** Start Supplied text **

UPDATED - for clarity

My experience with this recipe yielded a very nice light white wine with floral and slightly spicy ginger and clove notes (not at all overbearing, they round out the finish and are slight but add complexity). I would not characterize this as a "fruity" tasting wine. Depending on your sugar, something between a Pinot Grisio/Riesling/muscat (from dry to sweet).

Makes one gallon (5 bottles)

Ingredients:
1 gallon water
2qts loosely packed dandelion tops (no green) - will get a gram weight this year.
4 cups sugar (confirm with hydrometer that this gives you roughly 1.110 S.G.)
NOTE: I did S.G. of 1.130 and ended with a F.G. of 1.024 (13.91%ABV) Yeast fermented out to failure and left a residual sweetness I was targeting for (1.020-1.025) for a muscat sweet wine
(depending on your ABV desired)
2 Oranges
1 Lemon
1 Lime
1/2 tsp ground ginger
8 Clovers (whole)
1/2 packet Yeast (I used Cotes de Blanc)
1/4 tsp Yeast nutrient
3 Camden tablets

1. Add water and flower petals into a container and cover (put in the sun for 2-3 days) -i.e. make a sun tea with dandelion petals.
2. Mix all remaining ingredients in a HD bucket. Include the flower petals and the fruit peels.
a. Hand juice the fruits and throw in the skins
b. mix well so sugar is integrated.
3. If you are adding Camden, use one tablet and let the mixture sit one day under a towel in a cool dry place before pitching yeast.
4. Add yeast to 1 cup 100 degree water and rehydrate 10-15 minutes and pitch.
5. Cover bucket with towel and let sit in dry cool place with no sunlight light - ferment at ~68F degrees for 5-7 days (CONSTANT temperature is desired).

** End Supplied text **

* _What to do_
a. In the dandelion wine recipe, which yeast was used?
b. Write what comes next in the dandelion wine recipe, starting after step 5.

** Start Record excerpts **

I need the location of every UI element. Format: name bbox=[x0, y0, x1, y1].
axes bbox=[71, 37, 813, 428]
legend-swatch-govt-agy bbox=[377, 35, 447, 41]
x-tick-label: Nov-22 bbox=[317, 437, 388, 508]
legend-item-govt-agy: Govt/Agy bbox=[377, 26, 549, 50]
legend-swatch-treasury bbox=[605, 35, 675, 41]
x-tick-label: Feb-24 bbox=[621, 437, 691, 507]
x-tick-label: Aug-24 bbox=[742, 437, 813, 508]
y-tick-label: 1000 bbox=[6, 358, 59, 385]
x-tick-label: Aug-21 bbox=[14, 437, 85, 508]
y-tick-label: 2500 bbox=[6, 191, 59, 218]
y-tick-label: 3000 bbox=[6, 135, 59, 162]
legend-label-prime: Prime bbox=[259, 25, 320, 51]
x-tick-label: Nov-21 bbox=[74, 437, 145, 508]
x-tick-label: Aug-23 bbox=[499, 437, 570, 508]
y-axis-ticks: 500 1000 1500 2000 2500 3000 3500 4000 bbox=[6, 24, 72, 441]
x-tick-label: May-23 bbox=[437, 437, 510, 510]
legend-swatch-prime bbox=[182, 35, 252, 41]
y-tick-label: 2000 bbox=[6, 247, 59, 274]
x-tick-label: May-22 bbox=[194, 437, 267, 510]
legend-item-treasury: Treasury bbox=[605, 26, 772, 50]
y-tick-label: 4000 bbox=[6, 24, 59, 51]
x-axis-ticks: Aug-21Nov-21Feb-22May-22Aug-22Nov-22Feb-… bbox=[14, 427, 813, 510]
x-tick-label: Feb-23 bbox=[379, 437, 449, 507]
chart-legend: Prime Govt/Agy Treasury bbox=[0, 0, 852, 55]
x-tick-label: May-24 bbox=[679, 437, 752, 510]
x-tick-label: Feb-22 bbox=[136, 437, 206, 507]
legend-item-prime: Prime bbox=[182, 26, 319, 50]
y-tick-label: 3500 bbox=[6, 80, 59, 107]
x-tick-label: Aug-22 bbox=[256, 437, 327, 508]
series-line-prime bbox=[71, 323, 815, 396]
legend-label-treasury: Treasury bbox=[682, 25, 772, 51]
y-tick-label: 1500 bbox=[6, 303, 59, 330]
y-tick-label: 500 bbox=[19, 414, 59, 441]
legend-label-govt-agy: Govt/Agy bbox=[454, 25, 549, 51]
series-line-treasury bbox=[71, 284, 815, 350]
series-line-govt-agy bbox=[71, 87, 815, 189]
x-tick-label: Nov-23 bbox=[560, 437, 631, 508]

** End Record excerpts **

* _Responses in order_
a. Cotes de Blanc.

b.
6. Rack off through coarse strainer into gallon growler and airlock - leave to ferment to dryness for about 3-4 weeks (1 month from start of ferment).
7. Rack off (add a camden tablet if you prefer) and top off with water as needed. Let sit for 3-6 months from start of ferment - this allows the wine to clear.

Before Bottling:
8. Because this recipe is designed to exhaust the yeasts capability to continue fermentation, you should end up with 11-14% alcohol (cotes de blancs rated ABV potential) and the yeast will not be able to convert any more sugar after that point. i.e. you shouldn't have to add sorbate - but you can do so to ensure you don't get a start up of fermentation if your yeast under attenuated.

a. Before bottling, take a hydrometer sample - if you are at 1.000 - this will be a bone dry wine. If you are above 1.000 then your yeast under attenuated. At this point you must decide what type of wine you are looking for (dry, semi-dry, sweet) and add sugar to get there. My recommendation is to shoot for something in the 1.010-1.020 range - depending on how sweet you like it.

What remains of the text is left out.